Problem statement: Can the data below be set down again exactly, line for line?

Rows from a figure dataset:
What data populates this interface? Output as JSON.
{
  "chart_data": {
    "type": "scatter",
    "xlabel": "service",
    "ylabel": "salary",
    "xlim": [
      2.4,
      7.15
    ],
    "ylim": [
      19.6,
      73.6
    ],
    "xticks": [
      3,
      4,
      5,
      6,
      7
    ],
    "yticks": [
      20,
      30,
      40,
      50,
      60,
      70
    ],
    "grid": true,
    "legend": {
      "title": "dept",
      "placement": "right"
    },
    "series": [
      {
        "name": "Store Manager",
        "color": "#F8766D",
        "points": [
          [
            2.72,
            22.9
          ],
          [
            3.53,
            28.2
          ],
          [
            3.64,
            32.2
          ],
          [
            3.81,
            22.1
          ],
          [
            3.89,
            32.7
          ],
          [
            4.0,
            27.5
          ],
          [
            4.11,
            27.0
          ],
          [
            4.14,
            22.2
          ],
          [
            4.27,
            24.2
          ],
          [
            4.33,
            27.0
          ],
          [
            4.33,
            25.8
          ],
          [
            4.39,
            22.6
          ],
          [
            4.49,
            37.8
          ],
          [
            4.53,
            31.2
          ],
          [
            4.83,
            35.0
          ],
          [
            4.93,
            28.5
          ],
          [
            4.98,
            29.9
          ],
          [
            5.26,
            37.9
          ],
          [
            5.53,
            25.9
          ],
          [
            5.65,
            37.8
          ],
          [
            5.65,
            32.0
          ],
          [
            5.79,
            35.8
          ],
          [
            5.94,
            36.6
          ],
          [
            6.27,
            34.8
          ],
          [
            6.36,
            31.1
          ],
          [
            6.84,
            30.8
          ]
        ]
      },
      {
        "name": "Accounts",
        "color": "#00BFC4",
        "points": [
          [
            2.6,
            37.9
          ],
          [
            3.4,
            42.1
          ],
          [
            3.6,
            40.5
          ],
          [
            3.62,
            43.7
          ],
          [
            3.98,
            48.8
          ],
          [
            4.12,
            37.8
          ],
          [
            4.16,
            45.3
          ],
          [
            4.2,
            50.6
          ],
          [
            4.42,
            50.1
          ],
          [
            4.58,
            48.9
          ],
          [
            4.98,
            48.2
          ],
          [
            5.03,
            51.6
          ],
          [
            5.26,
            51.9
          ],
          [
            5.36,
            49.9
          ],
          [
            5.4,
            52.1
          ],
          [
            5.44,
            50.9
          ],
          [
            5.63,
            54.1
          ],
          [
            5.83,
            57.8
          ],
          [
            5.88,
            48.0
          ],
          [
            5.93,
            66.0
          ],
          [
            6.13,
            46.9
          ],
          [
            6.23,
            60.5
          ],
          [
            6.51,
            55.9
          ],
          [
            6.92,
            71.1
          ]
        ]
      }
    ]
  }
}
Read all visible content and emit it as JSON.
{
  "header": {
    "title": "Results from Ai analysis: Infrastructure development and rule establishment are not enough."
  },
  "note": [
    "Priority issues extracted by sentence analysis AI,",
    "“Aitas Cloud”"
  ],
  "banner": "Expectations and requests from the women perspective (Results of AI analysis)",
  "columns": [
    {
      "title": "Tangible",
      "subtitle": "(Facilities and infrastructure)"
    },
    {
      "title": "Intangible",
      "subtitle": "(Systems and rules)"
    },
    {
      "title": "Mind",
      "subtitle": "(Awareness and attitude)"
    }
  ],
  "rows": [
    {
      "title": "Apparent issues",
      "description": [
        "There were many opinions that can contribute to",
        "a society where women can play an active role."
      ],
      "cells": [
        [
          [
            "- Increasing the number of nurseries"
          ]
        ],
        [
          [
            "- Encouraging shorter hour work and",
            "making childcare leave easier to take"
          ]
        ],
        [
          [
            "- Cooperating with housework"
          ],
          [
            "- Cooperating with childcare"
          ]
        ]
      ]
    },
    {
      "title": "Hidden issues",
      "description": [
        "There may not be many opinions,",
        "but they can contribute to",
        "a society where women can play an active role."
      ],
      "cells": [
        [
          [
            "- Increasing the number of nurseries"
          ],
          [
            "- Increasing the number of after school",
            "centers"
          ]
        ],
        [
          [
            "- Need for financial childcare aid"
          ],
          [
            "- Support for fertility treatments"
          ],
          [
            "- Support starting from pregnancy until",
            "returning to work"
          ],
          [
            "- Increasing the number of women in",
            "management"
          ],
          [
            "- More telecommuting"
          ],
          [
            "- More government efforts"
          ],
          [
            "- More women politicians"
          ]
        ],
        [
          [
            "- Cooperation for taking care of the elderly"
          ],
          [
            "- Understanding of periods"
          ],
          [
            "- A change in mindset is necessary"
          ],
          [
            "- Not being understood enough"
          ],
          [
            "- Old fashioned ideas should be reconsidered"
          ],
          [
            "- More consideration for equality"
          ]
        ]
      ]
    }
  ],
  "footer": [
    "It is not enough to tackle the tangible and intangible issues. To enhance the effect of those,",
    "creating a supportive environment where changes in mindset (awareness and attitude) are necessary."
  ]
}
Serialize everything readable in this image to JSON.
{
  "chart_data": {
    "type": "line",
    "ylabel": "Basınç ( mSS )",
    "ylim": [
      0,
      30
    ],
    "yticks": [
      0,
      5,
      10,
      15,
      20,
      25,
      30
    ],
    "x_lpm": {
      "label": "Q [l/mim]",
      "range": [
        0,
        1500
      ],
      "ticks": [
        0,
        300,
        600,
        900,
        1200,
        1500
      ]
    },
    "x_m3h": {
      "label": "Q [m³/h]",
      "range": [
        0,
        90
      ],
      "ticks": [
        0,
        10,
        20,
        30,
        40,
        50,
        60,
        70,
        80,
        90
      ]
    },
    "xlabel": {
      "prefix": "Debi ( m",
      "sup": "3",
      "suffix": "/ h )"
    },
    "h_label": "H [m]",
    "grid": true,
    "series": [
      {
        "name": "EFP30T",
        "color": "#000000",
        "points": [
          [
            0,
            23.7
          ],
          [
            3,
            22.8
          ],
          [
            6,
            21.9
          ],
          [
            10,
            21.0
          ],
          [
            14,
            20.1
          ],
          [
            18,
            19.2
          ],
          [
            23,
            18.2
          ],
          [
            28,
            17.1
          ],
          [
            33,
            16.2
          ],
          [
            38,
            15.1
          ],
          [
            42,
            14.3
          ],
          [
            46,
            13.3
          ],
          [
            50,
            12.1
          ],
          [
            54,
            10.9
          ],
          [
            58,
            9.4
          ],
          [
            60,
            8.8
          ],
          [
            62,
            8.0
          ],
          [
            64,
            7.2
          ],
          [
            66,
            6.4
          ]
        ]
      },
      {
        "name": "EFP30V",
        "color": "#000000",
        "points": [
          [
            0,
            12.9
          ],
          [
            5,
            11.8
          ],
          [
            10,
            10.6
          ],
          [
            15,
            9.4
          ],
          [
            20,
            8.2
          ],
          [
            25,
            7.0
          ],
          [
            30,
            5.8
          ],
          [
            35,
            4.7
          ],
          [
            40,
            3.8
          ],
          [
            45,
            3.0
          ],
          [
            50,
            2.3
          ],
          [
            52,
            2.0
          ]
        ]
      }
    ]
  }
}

Correct response:
What data populates this interface? Output as JSON.
{
  "chart_data": {
    "type": "scatter",
    "xlabel": "service",
    "ylabel": "salary",
    "xlim": [
      2.4,
      7.15
    ],
    "ylim": [
      19.6,
      73.6
    ],
    "xticks": [
      3,
      4,
      5,
      6,
      7
    ],
    "yticks": [
      20,
      30,
      40,
      50,
      60,
      70
    ],
    "grid": true,
    "legend": {
      "title": "dept",
      "placement": "right"
    },
    "series": [
      {
        "name": "Store Manager",
        "color": "#F8766D",
        "points": [
          [
            2.72,
            22.9
          ],
          [
            3.53,
            28.2
          ],
          [
            3.64,
            32.2
          ],
          [
            3.81,
            22.1
          ],
          [
            3.89,
            32.7
          ],
          [
            4.0,
            27.5
          ],
          [
            4.11,
            27.0
          ],
          [
            4.14,
            22.2
          ],
          [
            4.27,
            24.2
          ],
          [
            4.33,
            27.0
          ],
          [
            4.33,
            25.8
          ],
          [
            4.39,
            22.6
          ],
          [
            4.49,
            37.8
          ],
          [
            4.53,
            31.2
          ],
          [
            4.83,
            35.0
          ],
          [
            4.93,
            28.5
          ],
          [
            4.98,
            29.9
          ],
          [
            5.26,
            37.9
          ],
          [
            5.53,
            25.9
          ],
          [
            5.65,
            37.8
          ],
          [
            5.65,
            32.0
          ],
          [
            5.79,
            35.8
          ],
          [
            5.94,
            36.6
          ],
          [
            6.27,
            34.8
          ],
          [
            6.36,
            31.1
          ],
          [
            6.84,
            30.8
          ]
        ]
      },
      {
        "name": "Accounts",
        "color": "#00BFC4",
        "points": [
          [
            2.6,
            37.9
          ],
          [
            3.4,
            42.1
          ],
          [
            3.6,
            40.5
          ],
          [
            3.62,
            43.7
          ],
          [
            3.98,
            48.8
          ],
          [
            4.12,
            37.8
          ],
          [
            4.16,
            45.3
          ],
          [
            4.2,
            50.6
          ],
          [
            4.42,
            50.1
          ],
          [
            4.58,
            48.9
          ],
          [
            4.98,
            48.2
          ],
          [
            5.03,
            51.6
          ],
          [
            5.26,
            51.9
          ],
          [
            5.36,
            49.9
          ],
          [
            5.4,
            52.1
          ],
          [
            5.44,
            50.9
          ],
          [
            5.63,
            54.1
          ],
          [
            5.83,
            57.8
          ],
          [
            5.88,
            48.0
          ],
          [
            5.93,
            66.0
          ],
          [
            6.13,
            46.9
          ],
          [
            6.23,
            60.5
          ],
          [
            6.51,
            55.9
          ],
          [
            6.92,
            71.1
          ]
        ]
      }
    ]
  }
}
Read all visible content and emit it as JSON.
{
  "header": {
    "title": "Results from Ai analysis: Infrastructure development and rule establishment are not enough."
  },
  "note": [
    "Priority issues extracted by sentence analysis AI,",
    "“Aitas Cloud”"
  ],
  "banner": "Expectations and requests from the women perspective (Results of AI analysis)",
  "columns": [
    {
      "title": "Tangible",
      "subtitle": "(Facilities and infrastructure)"
    },
    {
      "title": "Intangible",
      "subtitle": "(Systems and rules)"
    },
    {
      "title": "Mind",
      "subtitle": "(Awareness and attitude)"
    }
  ],
  "rows": [
    {
      "title": "Apparent issues",
      "description": [
        "There were many opinions that can contribute to",
        "a society where women can play an active role."
      ],
      "cells": [
        [
          [
            "- Increasing the number of nurseries"
          ]
        ],
        [
          [
            "- Encouraging shorter hour work and",
            "making childcare leave easier to take"
          ]
        ],
        [
          [
            "- Cooperating with housework"
          ],
          [
            "- Cooperating with childcare"
          ]
        ]
      ]
    },
    {
      "title": "Hidden issues",
      "description": [
        "There may not be many opinions,",
        "but they can contribute to",
        "a society where women can play an active role."
      ],
      "cells": [
        [
          [
            "- Increasing the number of nurseries"
          ],
          [
            "- Increasing the number of after school",
            "centers"
          ]
        ],
        [
          [
            "- Need for financial childcare aid"
          ],
          [
            "- Support for fertility treatments"
          ],
          [
            "- Support starting from pregnancy until",
            "returning to work"
          ],
          [
            "- Increasing the number of women in",
            "management"
          ],
          [
            "- More telecommuting"
          ],
          [
            "- More government efforts"
          ],
          [
            "- More women politicians"
          ]
        ],
        [
          [
            "- Cooperation for taking care of the elderly"
          ],
          [
            "- Understanding of periods"
          ],
          [
            "- A change in mindset is necessary"
          ],
          [
            "- Not being understood enough"
          ],
          [
            "- Old fashioned ideas should be reconsidered"
          ],
          [
            "- More consideration for equality"
          ]
        ]
      ]
    }
  ],
  "footer": [
    "It is not enough to tackle the tangible and intangible issues. To enhance the effect of those,",
    "creating a supportive environment where changes in mindset (awareness and attitude) are necessary."
  ]
}
Serialize everything readable in this image to JSON.
{
  "chart_data": {
    "type": "line",
    "ylabel": "Basınç ( mSS )",
    "ylim": [
      0,
      30
    ],
    "yticks": [
      0,
      5,
      10,
      15,
      20,
      25,
      30
    ],
    "x_lpm": {
      "label": "Q [l/mim]",
      "range": [
        0,
        1500
      ],
      "ticks": [
        0,
        300,
        600,
        900,
        1200,
        1500
      ]
    },
    "x_m3h": {
      "label": "Q [m³/h]",
      "range": [
        0,
        90
      ],
      "ticks": [
        0,
        10,
        20,
        30,
        40,
        50,
        60,
        70,
        80,
        90
      ]
    },
    "xlabel": {
      "prefix": "Debi ( m",
      "sup": "3",
      "suffix": "/ h )"
    },
    "h_label": "H [m]",
    "grid": true,
    "series": [
      {
        "name": "EFP30T",
        "color": "#000000",
        "points": [
          [
            0,
            23.7
          ],
          [
            3,
            22.8
          ],
          [
            6,
            21.9
          ],
          [
            10,
            21.0
          ],
          [
            14,
            20.1
          ],
          [
            18,
            19.2
          ],
          [
            23,
            18.2
          ],
          [
            28,
            17.1
          ],
          [
            33,
            16.2
          ],
          [
            38,
            15.1
          ],
          [
            42,
            14.3
          ],
          [
            46,
            13.3
          ],
          [
            50,
            12.1
          ],
          [
            54,
            10.9
          ],
          [
            58,
            9.4
          ],
          [
            60,
            8.8
          ],
          [
            62,
            8.0
          ],
          [
            64,
            7.2
          ],
          [
            66,
            6.4
          ]
        ]
      },
      {
        "name": "EFP30V",
        "color": "#000000",
        "points": [
          [
            0,
            12.9
          ],
          [
            5,
            11.8
          ],
          [
            10,
            10.6
          ],
          [
            15,
            9.4
          ],
          [
            20,
            8.2
          ],
          [
            25,
            7.0
          ],
          [
            30,
            5.8
          ],
          [
            35,
            4.7
          ],
          [
            40,
            3.8
          ],
          [
            45,
            3.0
          ],
          [
            50,
            2.3
          ],
          [
            52,
            2.0
          ]
        ]
      }
    ]
  }
}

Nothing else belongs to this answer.